RECORDS -
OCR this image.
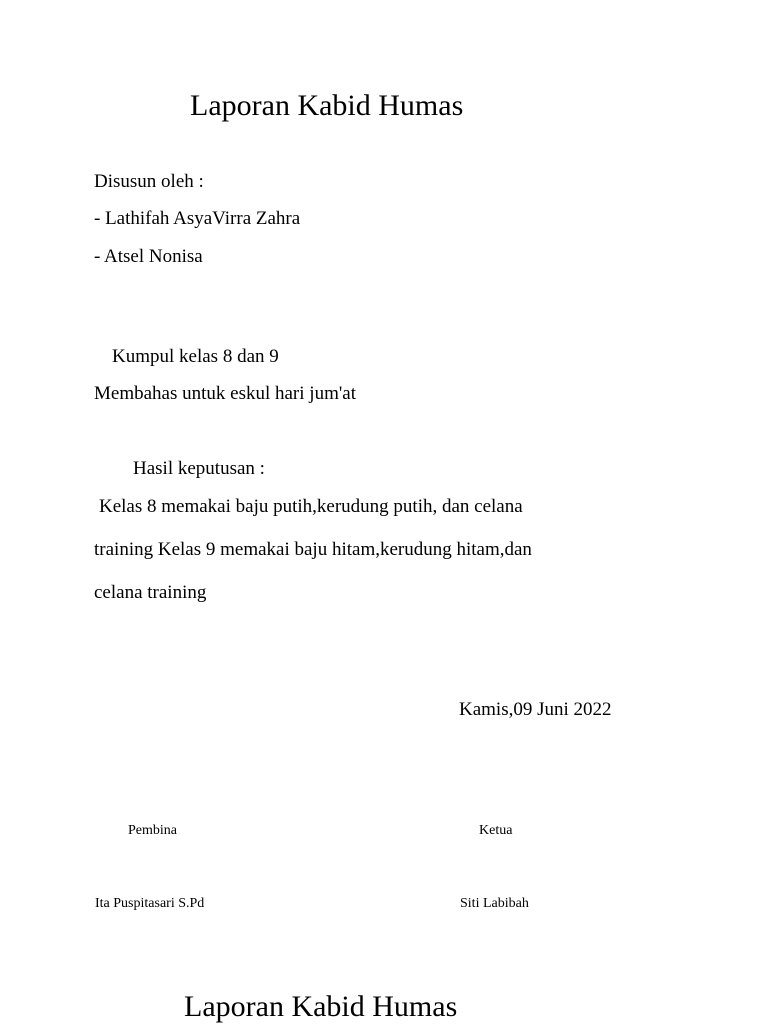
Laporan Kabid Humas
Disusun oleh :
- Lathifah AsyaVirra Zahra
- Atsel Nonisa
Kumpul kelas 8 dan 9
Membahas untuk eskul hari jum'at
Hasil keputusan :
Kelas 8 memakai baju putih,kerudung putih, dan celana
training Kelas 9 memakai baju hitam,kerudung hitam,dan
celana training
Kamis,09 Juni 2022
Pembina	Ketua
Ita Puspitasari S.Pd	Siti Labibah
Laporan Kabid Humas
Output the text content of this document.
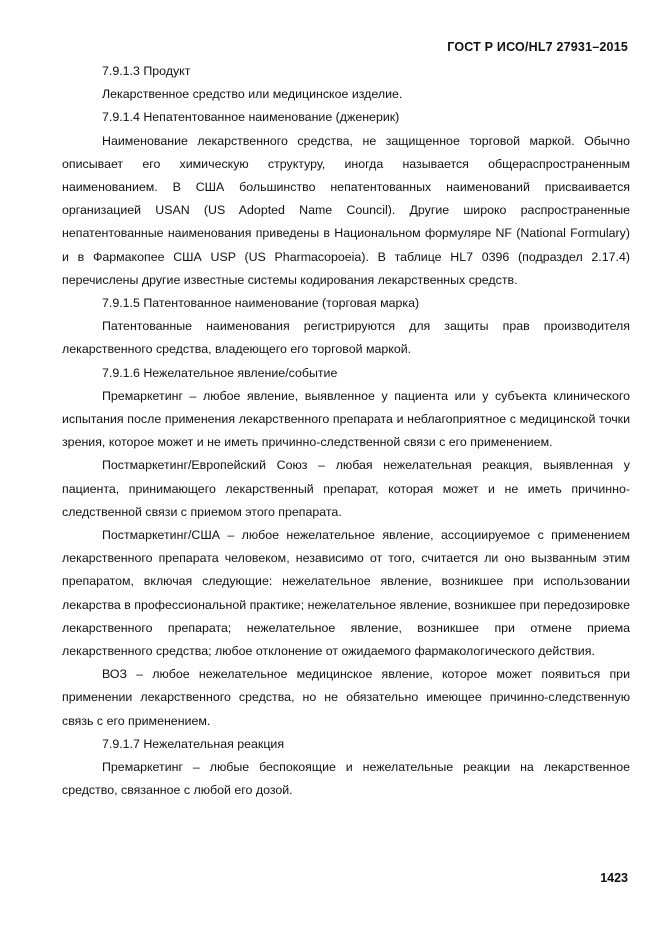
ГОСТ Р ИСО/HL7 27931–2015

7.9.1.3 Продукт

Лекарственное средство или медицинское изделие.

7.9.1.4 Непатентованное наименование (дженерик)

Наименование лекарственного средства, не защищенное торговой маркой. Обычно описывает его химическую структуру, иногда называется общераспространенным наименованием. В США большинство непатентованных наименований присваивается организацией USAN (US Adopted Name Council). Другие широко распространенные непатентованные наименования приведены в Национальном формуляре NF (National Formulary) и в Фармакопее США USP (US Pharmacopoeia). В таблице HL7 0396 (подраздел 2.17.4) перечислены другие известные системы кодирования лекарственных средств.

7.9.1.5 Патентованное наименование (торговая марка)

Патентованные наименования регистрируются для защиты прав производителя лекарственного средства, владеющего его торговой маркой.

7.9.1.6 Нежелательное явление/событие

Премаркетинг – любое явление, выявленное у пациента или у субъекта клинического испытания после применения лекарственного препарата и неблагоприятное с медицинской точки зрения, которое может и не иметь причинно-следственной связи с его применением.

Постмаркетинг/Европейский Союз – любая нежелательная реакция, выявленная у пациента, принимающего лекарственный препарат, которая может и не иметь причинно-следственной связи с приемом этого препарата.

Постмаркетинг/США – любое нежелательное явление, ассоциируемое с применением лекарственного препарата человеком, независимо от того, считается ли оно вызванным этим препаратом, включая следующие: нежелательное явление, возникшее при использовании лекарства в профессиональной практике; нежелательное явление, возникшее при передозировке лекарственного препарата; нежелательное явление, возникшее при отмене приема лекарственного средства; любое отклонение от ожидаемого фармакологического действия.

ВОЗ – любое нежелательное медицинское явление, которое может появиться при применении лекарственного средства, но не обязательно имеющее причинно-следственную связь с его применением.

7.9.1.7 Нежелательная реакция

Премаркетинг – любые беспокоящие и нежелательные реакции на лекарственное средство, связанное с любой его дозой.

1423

---

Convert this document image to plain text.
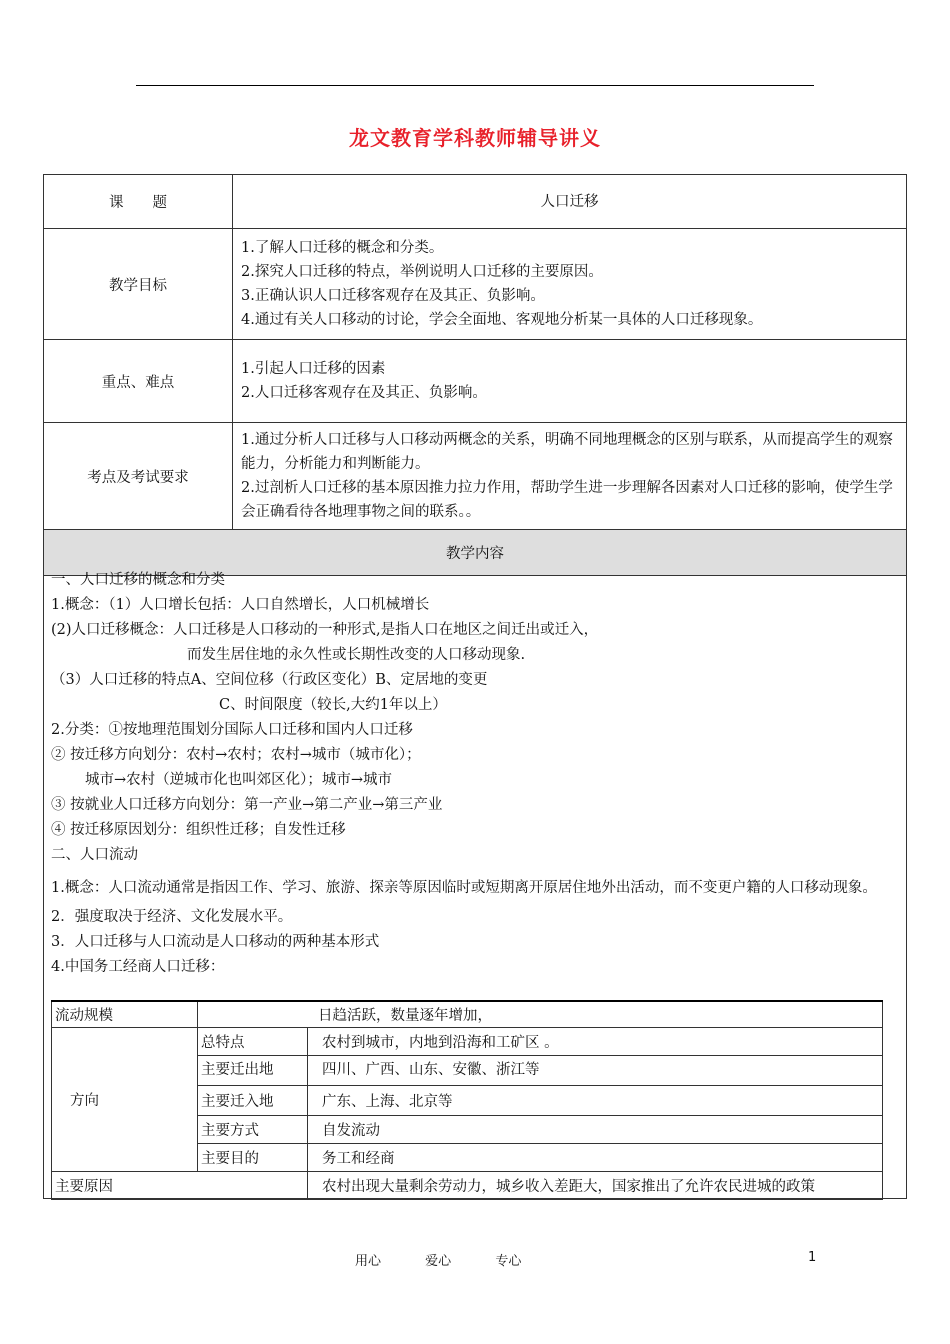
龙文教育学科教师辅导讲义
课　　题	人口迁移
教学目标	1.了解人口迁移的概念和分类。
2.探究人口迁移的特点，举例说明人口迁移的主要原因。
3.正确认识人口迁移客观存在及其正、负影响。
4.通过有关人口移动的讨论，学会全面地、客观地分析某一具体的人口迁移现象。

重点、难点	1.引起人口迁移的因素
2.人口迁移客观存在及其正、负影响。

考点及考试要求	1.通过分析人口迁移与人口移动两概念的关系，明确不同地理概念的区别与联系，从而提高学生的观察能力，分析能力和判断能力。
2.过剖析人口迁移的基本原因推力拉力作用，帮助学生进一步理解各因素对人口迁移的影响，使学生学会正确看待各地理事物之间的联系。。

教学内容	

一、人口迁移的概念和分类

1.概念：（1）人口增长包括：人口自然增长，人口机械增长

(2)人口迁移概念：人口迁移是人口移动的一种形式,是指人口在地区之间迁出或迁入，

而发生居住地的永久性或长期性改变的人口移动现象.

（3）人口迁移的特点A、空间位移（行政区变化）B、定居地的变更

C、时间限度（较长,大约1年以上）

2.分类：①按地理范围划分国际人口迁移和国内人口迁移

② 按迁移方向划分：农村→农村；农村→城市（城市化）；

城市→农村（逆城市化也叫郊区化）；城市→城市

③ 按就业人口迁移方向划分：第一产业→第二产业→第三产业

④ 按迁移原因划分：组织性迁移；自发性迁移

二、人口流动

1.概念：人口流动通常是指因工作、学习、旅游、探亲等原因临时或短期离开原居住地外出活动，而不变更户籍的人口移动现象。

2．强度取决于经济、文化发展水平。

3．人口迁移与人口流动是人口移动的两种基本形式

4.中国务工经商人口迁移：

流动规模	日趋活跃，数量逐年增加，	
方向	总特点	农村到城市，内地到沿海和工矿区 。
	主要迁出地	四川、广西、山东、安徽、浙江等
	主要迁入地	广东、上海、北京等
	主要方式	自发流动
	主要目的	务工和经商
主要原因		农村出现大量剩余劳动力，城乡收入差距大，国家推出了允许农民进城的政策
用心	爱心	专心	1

WHAT THE EXERCISE ASKS - Which lines hold the string "маркой"? Copy all of them from the data above.

OUTPUT OF THE EXERCISE -
Наименование лекарственного средства, не защищенное торговой маркой. Обычно описывает его химическую структуру, иногда называется общераспространенным наименованием. В США большинство непатентованных наименований присваивается организацией USAN (US Adopted Name Council). Другие широко распространенные непатентованные наименования приведены в Национальном формуляре NF (National Formulary) и в Фармакопее США USP (US Pharmacopoeia). В таблице HL7 0396 (подраздел 2.17.4) перечислены другие известные системы кодирования лекарственных средств.
Патентованные наименования регистрируются для защиты прав производителя лекарственного средства, владеющего его торговой маркой.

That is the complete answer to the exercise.